- [Text to read]
You can try approaching this problem by:

  • filtering on the runners table with the NOT EXISTS operator, to check and discard the orders that were subject to alteration by third-party, before any aggregation is carried out
  • applying conditional aggregation with COUNT + CASE expression, by counting records that satisfy conditions (orders without changes are the ones that have both extras and exclusions null, while order with changes are identified by the opposite condition)
SELECT customer_id, 
       COUNT(CASE WHEN NOT COALESCE(extras, '') = '' 
                    OR NOT COALESCE(exclusions, '') = '' THEN 1 END) AS num_with_changes,
       COUNT(CASE WHEN COALESCE(extras, '') = ''
                   AND COALESCE(exclusions, '') = '' THEN 1 END) AS num_with_no_changes
FROM customer_orders co
WHERE NOT EXISTS(SELECT 1 
                 FROM runner_orders ro 
                 WHERE co.order_id = ro.order_id 
                   AND NOT COALESCE(cancellation, '') = '')

- [Record extracts]
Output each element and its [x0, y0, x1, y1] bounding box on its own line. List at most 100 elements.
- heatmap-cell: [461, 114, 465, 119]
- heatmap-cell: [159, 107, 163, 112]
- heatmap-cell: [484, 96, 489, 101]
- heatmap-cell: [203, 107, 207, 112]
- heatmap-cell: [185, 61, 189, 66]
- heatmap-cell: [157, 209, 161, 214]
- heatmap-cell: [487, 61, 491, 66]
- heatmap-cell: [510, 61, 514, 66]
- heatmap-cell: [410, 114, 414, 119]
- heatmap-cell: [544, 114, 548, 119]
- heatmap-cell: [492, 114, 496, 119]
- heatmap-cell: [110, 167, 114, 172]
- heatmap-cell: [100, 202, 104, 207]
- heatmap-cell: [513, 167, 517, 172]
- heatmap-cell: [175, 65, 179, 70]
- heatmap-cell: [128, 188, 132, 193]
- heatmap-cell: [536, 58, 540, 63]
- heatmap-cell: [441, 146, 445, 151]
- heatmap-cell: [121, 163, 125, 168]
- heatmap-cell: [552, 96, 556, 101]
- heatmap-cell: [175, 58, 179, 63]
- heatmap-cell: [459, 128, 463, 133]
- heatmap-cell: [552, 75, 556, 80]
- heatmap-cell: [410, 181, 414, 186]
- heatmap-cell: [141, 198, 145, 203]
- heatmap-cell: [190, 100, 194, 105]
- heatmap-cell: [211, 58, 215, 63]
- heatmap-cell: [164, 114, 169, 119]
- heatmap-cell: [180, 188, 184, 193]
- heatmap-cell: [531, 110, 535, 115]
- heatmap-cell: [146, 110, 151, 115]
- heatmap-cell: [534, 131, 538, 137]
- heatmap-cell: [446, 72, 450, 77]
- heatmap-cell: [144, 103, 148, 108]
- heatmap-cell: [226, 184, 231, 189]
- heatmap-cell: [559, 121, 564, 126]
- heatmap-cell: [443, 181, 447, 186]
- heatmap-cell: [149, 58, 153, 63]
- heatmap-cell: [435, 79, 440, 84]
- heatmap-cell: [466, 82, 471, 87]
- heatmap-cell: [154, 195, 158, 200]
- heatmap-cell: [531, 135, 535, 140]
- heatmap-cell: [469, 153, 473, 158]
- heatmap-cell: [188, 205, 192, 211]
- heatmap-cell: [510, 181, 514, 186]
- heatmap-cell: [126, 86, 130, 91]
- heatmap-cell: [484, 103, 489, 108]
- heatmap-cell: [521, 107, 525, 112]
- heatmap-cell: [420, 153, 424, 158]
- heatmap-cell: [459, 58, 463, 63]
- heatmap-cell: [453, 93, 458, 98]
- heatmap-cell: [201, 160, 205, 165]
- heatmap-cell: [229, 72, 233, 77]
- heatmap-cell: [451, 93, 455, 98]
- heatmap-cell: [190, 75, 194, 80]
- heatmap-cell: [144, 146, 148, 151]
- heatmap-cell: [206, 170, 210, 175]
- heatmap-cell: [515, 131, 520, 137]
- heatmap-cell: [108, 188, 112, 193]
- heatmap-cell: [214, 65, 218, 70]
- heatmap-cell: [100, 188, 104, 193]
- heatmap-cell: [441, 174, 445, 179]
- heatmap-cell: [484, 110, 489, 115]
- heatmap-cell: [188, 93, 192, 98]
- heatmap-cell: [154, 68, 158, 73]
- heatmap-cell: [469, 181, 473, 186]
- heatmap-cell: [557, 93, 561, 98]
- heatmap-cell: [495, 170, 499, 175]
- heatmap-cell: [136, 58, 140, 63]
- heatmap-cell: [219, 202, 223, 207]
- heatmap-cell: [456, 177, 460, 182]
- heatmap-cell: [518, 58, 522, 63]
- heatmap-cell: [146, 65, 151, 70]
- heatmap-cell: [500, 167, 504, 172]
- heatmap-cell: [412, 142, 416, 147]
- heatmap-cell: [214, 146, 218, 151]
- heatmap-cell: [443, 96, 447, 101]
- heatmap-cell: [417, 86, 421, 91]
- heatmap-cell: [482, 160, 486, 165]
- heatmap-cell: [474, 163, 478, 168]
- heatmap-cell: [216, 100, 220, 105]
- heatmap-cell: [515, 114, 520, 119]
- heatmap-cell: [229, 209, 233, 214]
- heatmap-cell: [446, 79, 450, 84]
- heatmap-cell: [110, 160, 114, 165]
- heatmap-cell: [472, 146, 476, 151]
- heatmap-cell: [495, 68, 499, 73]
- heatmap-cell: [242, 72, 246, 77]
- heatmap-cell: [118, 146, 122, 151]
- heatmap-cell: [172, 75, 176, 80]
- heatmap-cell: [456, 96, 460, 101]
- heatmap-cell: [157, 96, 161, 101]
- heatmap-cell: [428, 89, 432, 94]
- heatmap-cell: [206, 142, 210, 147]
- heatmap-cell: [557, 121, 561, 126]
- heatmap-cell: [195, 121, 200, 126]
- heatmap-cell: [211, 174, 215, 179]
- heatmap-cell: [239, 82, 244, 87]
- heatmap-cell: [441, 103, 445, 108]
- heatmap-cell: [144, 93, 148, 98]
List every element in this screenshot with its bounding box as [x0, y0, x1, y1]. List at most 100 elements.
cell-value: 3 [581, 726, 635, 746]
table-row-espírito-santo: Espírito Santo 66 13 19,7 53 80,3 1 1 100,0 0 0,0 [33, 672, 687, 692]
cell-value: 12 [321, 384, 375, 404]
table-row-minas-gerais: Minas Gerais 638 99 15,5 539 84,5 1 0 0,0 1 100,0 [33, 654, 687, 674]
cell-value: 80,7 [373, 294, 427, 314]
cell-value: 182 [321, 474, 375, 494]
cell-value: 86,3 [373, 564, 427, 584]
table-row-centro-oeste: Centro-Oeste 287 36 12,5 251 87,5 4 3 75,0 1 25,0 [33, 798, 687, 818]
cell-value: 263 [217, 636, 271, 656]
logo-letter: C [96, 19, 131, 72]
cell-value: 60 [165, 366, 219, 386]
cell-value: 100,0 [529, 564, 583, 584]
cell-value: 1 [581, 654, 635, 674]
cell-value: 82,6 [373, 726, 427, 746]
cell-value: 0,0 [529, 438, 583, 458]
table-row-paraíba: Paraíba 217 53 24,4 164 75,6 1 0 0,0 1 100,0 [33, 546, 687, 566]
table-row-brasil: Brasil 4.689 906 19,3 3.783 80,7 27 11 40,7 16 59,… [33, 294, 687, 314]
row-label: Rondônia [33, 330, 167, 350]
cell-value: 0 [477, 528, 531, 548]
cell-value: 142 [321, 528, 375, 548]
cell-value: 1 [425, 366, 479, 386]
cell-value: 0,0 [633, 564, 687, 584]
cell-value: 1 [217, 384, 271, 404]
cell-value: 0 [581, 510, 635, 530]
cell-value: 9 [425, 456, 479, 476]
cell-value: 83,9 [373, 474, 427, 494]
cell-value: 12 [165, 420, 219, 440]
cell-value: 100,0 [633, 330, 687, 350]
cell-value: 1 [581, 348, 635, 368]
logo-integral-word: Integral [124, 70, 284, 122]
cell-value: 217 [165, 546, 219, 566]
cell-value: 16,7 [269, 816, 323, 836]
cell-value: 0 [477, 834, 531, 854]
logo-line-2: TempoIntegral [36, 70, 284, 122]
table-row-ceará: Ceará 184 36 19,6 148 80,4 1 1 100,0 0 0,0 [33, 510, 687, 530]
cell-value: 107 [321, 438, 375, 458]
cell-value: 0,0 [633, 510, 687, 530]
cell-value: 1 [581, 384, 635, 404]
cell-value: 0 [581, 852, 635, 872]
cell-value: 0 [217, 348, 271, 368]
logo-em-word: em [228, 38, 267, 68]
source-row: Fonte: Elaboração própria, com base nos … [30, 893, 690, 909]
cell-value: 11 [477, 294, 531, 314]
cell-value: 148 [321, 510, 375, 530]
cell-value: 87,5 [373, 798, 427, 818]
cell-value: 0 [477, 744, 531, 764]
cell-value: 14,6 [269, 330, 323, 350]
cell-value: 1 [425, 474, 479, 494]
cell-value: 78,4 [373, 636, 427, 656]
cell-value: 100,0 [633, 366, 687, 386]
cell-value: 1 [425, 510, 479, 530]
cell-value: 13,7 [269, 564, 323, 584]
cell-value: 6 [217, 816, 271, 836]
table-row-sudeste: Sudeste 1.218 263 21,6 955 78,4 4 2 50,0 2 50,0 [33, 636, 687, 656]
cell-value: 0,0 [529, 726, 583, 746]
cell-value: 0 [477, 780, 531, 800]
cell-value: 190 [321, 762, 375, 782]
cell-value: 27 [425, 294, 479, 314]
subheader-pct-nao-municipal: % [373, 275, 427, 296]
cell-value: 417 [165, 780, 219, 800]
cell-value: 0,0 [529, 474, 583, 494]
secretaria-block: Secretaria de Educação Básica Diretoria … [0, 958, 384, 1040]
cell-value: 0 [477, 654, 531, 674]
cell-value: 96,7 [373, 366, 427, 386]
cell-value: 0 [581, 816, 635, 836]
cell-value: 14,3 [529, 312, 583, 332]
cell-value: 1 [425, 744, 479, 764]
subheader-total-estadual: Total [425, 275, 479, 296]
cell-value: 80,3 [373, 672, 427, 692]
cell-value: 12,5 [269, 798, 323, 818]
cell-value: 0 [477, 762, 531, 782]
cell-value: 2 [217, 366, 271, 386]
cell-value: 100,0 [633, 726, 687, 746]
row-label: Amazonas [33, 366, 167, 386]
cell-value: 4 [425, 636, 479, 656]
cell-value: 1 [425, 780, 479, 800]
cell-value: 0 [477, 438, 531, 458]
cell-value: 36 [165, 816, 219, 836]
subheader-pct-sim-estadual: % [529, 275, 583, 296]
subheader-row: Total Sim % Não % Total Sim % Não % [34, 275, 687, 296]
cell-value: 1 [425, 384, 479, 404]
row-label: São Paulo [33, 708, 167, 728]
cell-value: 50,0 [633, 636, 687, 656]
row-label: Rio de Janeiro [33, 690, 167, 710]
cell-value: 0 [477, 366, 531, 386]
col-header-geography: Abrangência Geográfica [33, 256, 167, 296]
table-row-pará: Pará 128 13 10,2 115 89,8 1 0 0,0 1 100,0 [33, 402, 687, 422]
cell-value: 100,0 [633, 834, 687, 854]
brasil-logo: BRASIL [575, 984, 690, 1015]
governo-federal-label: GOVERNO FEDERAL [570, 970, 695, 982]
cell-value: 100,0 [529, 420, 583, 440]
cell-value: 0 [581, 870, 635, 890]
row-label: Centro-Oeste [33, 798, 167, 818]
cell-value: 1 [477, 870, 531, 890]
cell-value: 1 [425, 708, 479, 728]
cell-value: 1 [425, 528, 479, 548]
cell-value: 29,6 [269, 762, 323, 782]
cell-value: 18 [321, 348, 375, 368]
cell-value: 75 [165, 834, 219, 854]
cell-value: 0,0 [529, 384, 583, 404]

- [Requirements]
- 1) In the SQL answer, rewrite the bullet that begins "applying conditional aggregation with COUNT + CASE expression" as one shorter sentence that keeps its main facts.
- 2) Output the passage of the SQL answer from "You can try" up to and including "the opposite condition)", unchanged.

- [Replies]
- 1) Use COUNT with a CASE expression to count the records that meet a condition: orders with both extras and exclusions null have no changes, and orders meeting the opposite condition have changes.

- 2)
You can try approaching this problem by:

  • filtering on the runners table with the NOT EXISTS operator, to check and discard the orders that were subject to alteration by third-party, before any aggregation is carried out
  • applying conditional aggregation with COUNT + CASE expression, by counting records that satisfy conditions (orders without changes are the ones that have both extras and exclusions null, while order with changes are identified by the opposite condition)